§ **Task goal**
In the items below, change "bbox" to "bounding box" and leave every other part of the lines unchanged.

----------

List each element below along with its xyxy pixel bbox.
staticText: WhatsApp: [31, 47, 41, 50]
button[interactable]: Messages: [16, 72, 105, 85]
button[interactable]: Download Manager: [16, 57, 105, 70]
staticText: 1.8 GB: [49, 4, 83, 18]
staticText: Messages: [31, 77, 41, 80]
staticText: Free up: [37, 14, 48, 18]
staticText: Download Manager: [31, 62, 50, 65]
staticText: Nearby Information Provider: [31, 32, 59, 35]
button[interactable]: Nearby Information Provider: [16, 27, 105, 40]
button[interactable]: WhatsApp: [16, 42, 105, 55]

----------

§ **Task answer**
List each element below along with its xyxy pixel bounding box.
staticText: WhatsApp: [31, 47, 41, 50]
button[interactable]: Messages: [16, 72, 105, 85]
button[interactable]: Download Manager: [16, 57, 105, 70]
staticText: 1.8 GB: [49, 4, 83, 18]
staticText: Messages: [31, 77, 41, 80]
staticText: Free up: [37, 14, 48, 18]
staticText: Download Manager: [31, 62, 50, 65]
staticText: Nearby Information Provider: [31, 32, 59, 35]
button[interactable]: Nearby Information Provider: [16, 27, 105, 40]
button[interactable]: WhatsApp: [16, 42, 105, 55]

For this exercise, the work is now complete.